(Dataset items)
--- begin ---

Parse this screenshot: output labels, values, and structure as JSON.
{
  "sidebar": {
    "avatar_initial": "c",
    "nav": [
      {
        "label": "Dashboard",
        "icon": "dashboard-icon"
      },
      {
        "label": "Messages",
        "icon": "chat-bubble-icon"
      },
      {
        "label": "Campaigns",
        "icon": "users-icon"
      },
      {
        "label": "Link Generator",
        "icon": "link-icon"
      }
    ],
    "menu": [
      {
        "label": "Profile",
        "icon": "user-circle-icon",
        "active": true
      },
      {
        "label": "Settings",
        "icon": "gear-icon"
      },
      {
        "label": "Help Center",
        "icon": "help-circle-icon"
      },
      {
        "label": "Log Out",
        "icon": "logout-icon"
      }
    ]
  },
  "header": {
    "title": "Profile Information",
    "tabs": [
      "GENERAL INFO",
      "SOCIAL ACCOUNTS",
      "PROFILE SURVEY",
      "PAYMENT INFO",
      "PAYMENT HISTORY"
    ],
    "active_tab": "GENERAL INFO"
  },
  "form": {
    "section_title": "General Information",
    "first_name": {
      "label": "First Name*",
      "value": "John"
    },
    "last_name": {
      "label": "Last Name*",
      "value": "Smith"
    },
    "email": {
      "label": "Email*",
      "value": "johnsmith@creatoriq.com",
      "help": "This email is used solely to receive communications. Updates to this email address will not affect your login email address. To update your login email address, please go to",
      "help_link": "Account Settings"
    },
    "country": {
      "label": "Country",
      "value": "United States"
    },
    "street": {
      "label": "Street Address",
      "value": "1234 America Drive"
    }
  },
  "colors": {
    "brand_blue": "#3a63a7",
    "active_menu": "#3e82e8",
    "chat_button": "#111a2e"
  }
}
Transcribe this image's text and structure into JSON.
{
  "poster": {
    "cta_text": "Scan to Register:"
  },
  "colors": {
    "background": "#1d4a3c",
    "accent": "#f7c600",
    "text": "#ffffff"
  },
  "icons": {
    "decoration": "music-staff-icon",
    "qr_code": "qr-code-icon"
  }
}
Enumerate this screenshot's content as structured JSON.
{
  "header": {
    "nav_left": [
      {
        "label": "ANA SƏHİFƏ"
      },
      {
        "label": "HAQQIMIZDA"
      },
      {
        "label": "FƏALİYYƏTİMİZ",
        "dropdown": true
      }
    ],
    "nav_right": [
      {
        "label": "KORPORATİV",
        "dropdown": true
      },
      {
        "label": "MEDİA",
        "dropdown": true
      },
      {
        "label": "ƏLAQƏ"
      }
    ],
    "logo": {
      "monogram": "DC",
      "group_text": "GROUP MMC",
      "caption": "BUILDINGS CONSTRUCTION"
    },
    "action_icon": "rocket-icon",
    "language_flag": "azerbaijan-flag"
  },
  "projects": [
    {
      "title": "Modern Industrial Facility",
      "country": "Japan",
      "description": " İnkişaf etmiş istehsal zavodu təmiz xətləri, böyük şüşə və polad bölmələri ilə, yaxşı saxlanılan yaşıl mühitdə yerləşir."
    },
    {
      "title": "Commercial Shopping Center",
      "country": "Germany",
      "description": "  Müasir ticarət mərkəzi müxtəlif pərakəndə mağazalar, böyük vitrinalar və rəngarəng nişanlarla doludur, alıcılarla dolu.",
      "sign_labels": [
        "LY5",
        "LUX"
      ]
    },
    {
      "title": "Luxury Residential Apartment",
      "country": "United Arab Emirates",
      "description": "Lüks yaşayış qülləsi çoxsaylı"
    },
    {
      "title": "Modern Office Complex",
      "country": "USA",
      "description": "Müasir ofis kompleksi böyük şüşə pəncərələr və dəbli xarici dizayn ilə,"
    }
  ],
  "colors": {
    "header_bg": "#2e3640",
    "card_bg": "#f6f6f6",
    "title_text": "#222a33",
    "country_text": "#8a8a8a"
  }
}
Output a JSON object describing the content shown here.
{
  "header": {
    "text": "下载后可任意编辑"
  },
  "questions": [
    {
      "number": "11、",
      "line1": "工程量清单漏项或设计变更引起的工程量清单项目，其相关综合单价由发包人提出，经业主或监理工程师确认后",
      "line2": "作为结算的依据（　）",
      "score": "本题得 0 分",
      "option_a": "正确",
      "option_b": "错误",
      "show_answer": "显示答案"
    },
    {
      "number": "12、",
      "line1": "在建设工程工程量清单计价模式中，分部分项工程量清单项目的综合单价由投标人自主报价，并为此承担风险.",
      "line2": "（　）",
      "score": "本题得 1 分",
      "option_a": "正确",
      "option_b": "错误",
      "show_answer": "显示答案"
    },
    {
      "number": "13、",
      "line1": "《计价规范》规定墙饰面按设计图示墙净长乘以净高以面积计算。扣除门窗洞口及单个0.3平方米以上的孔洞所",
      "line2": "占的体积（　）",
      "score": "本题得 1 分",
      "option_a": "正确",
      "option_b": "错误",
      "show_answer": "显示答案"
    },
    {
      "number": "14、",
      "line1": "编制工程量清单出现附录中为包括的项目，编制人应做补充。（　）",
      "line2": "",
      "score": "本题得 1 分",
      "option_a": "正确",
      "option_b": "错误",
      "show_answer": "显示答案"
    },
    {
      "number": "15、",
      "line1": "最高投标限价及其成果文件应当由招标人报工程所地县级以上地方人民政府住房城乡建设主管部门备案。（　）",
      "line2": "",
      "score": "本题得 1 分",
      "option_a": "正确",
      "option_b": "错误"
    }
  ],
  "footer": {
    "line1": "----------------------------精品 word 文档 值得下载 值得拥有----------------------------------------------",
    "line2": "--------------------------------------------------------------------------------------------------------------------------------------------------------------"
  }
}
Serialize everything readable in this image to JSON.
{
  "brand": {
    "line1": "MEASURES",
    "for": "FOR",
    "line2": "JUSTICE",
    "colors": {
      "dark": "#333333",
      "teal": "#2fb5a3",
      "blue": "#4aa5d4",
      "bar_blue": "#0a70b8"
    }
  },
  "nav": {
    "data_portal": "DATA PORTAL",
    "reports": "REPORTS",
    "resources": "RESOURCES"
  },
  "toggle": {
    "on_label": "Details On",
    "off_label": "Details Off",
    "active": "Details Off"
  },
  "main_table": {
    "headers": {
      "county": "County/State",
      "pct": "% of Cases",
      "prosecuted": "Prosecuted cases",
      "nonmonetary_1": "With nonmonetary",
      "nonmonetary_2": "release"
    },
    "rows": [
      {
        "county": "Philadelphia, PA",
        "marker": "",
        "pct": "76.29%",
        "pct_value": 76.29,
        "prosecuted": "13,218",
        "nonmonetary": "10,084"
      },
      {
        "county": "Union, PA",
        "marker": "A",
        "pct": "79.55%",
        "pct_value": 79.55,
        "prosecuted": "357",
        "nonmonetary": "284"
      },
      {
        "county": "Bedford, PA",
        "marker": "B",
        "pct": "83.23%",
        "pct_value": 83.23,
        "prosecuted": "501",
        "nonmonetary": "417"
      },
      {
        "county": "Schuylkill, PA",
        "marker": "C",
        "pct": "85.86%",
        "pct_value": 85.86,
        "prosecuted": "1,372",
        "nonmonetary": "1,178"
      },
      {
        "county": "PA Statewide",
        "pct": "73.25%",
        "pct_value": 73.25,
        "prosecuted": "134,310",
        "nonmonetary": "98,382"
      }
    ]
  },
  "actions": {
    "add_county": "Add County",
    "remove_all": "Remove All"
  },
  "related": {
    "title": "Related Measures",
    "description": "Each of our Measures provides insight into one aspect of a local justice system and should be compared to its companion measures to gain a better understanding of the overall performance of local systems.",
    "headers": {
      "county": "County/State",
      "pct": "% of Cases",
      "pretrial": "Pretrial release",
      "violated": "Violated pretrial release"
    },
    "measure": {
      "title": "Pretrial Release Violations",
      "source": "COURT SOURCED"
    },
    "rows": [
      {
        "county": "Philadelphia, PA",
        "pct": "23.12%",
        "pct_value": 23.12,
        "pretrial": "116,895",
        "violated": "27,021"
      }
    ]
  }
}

--- end ---

- _Problem to solve_: Search the preceding listing for "content" and extract every line where it is found.

- _Final result_:
Enumerate this screenshot's content as structured JSON.
Output a JSON object describing the content shown here.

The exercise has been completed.